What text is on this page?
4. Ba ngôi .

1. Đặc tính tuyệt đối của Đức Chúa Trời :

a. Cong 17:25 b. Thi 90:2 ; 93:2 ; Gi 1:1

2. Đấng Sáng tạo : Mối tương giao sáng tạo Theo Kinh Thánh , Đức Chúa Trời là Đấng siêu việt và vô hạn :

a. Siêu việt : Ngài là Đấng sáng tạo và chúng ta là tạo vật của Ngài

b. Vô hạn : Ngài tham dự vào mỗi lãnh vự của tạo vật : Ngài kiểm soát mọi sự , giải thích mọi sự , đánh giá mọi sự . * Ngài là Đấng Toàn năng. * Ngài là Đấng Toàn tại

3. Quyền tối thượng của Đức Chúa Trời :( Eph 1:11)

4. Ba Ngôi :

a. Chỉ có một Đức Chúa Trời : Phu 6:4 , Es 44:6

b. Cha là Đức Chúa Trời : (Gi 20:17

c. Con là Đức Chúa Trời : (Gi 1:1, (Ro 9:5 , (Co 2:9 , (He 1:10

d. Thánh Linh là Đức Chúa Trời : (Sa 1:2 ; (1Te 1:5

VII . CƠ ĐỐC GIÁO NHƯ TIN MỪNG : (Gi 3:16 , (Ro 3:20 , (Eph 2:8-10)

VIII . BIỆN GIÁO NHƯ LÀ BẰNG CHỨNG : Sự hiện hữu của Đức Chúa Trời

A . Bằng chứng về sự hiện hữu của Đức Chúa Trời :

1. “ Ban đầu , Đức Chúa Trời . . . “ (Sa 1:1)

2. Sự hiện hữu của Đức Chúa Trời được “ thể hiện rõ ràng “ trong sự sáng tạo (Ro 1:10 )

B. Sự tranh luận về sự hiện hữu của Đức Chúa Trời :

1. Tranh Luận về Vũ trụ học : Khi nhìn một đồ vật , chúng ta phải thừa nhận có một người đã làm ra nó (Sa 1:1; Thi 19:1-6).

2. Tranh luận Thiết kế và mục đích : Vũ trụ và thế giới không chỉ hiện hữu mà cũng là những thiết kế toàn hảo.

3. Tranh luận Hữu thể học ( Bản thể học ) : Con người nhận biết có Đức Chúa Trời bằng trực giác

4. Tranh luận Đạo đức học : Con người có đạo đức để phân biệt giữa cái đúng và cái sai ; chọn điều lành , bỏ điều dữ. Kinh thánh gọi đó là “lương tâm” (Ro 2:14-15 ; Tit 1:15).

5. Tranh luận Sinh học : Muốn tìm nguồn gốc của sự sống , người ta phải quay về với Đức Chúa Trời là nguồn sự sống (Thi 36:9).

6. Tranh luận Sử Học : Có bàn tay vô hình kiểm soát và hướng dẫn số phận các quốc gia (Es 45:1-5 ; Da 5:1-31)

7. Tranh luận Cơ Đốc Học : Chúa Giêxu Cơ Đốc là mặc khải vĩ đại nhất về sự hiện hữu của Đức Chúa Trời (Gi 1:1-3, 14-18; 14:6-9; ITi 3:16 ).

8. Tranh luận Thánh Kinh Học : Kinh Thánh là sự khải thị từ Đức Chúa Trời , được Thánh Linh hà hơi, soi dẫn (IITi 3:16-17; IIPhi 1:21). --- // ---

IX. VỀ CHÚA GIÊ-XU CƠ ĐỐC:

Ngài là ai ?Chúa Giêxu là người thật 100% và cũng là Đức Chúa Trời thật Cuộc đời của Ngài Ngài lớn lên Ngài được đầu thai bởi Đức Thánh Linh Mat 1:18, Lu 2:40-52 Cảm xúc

########################################

__DIRECTIVE__
Reproduce all of the material above word for word.

__OUTPUT OF THE TASK__
What text is on this page?
4. Ba ngôi .

1. Đặc tính tuyệt đối của Đức Chúa Trời :

a. Cong 17:25 b. Thi 90:2 ; 93:2 ; Gi 1:1

2. Đấng Sáng tạo : Mối tương giao sáng tạo Theo Kinh Thánh , Đức Chúa Trời là Đấng siêu việt và vô hạn :

a. Siêu việt : Ngài là Đấng sáng tạo và chúng ta là tạo vật của Ngài

b. Vô hạn : Ngài tham dự vào mỗi lãnh vự của tạo vật : Ngài kiểm soát mọi sự , giải thích mọi sự , đánh giá mọi sự . * Ngài là Đấng Toàn năng. * Ngài là Đấng Toàn tại

3. Quyền tối thượng của Đức Chúa Trời :( Eph 1:11)

4. Ba Ngôi :

a. Chỉ có một Đức Chúa Trời : Phu 6:4 , Es 44:6

b. Cha là Đức Chúa Trời : (Gi 20:17

c. Con là Đức Chúa Trời : (Gi 1:1, (Ro 9:5 , (Co 2:9 , (He 1:10

d. Thánh Linh là Đức Chúa Trời : (Sa 1:2 ; (1Te 1:5

VII . CƠ ĐỐC GIÁO NHƯ TIN MỪNG : (Gi 3:16 , (Ro 3:20 , (Eph 2:8-10)

VIII . BIỆN GIÁO NHƯ LÀ BẰNG CHỨNG : Sự hiện hữu của Đức Chúa Trời

A . Bằng chứng về sự hiện hữu của Đức Chúa Trời :

1. “ Ban đầu , Đức Chúa Trời . . . “ (Sa 1:1)

2. Sự hiện hữu của Đức Chúa Trời được “ thể hiện rõ ràng “ trong sự sáng tạo (Ro 1:10 )

B. Sự tranh luận về sự hiện hữu của Đức Chúa Trời :

1. Tranh Luận về Vũ trụ học : Khi nhìn một đồ vật , chúng ta phải thừa nhận có một người đã làm ra nó (Sa 1:1; Thi 19:1-6).

2. Tranh luận Thiết kế và mục đích : Vũ trụ và thế giới không chỉ hiện hữu mà cũng là những thiết kế toàn hảo.

3. Tranh luận Hữu thể học ( Bản thể học ) : Con người nhận biết có Đức Chúa Trời bằng trực giác

4. Tranh luận Đạo đức học : Con người có đạo đức để phân biệt giữa cái đúng và cái sai ; chọn điều lành , bỏ điều dữ. Kinh thánh gọi đó là “lương tâm” (Ro 2:14-15 ; Tit 1:15).

5. Tranh luận Sinh học : Muốn tìm nguồn gốc của sự sống , người ta phải quay về với Đức Chúa Trời là nguồn sự sống (Thi 36:9).

6. Tranh luận Sử Học : Có bàn tay vô hình kiểm soát và hướng dẫn số phận các quốc gia (Es 45:1-5 ; Da 5:1-31)

7. Tranh luận Cơ Đốc Học : Chúa Giêxu Cơ Đốc là mặc khải vĩ đại nhất về sự hiện hữu của Đức Chúa Trời (Gi 1:1-3, 14-18; 14:6-9; ITi 3:16 ).

8. Tranh luận Thánh Kinh Học : Kinh Thánh là sự khải thị từ Đức Chúa Trời , được Thánh Linh hà hơi, soi dẫn (IITi 3:16-17; IIPhi 1:21). --- // ---

IX. VỀ CHÚA GIÊ-XU CƠ ĐỐC:

Ngài là ai ?Chúa Giêxu là người thật 100% và cũng là Đức Chúa Trời thật Cuộc đời của Ngài Ngài lớn lên Ngài được đầu thai bởi Đức Thánh Linh Mat 1:18, Lu 2:40-52 Cảm xúc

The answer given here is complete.